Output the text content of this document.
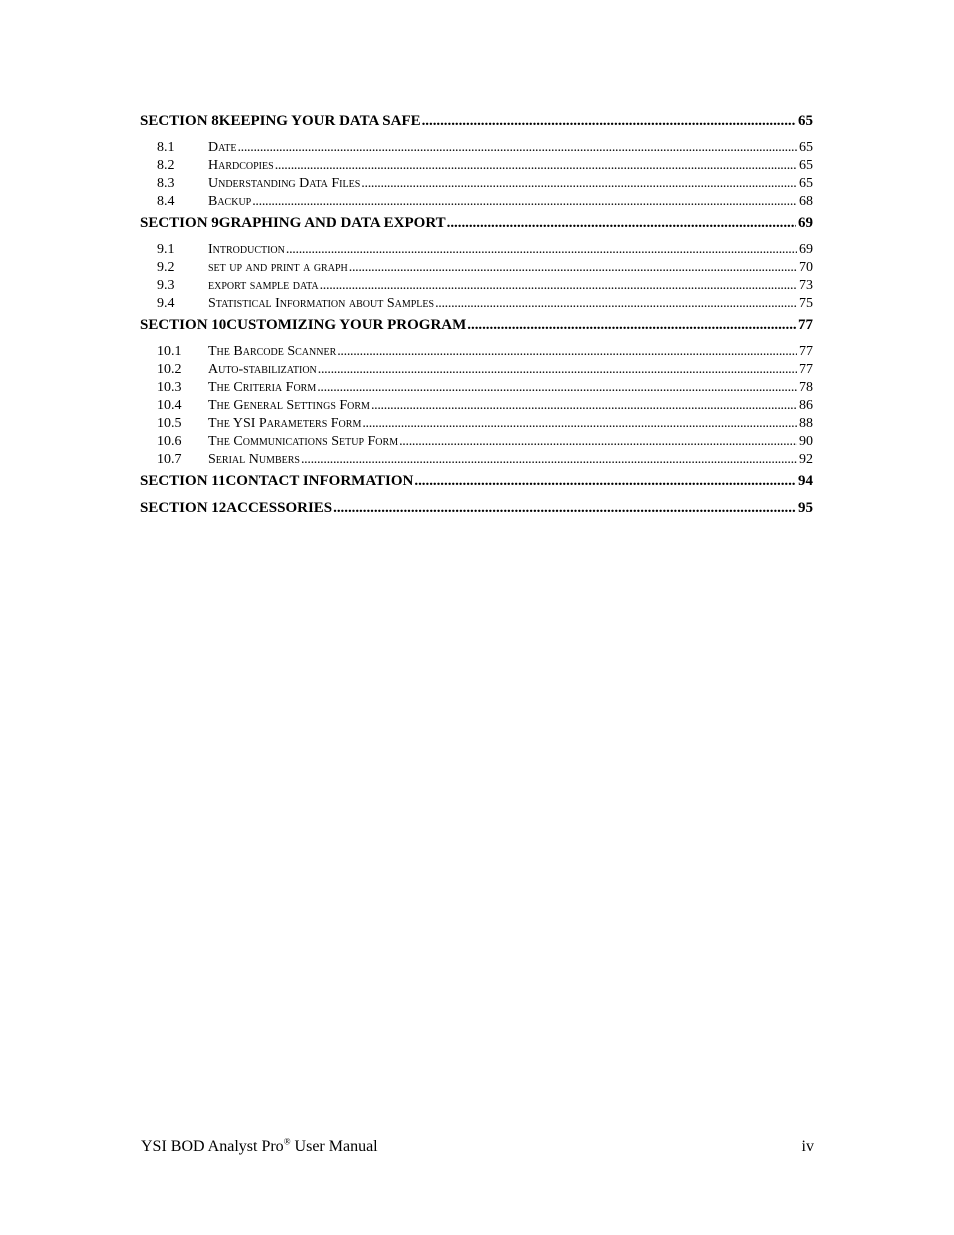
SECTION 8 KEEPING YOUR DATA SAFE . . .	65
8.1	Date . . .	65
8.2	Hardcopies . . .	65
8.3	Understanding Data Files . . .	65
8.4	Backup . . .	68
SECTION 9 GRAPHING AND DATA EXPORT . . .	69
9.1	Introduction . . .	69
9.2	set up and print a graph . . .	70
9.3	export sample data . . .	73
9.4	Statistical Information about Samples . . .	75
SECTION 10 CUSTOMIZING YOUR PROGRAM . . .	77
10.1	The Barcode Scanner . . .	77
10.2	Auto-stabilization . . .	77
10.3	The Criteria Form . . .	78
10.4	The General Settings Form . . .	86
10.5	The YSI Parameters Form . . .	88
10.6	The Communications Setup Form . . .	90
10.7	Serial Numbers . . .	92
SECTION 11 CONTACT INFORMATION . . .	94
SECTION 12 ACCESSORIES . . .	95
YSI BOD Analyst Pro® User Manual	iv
........
• _Task description_: In the entries above, find each line with the word "YOUR" and show it.

• _Full output_:
SECTION 8 KEEPING YOUR DATA SAFE . . .	65
SECTION 10 CUSTOMIZING YOUR PROGRAM . . .	77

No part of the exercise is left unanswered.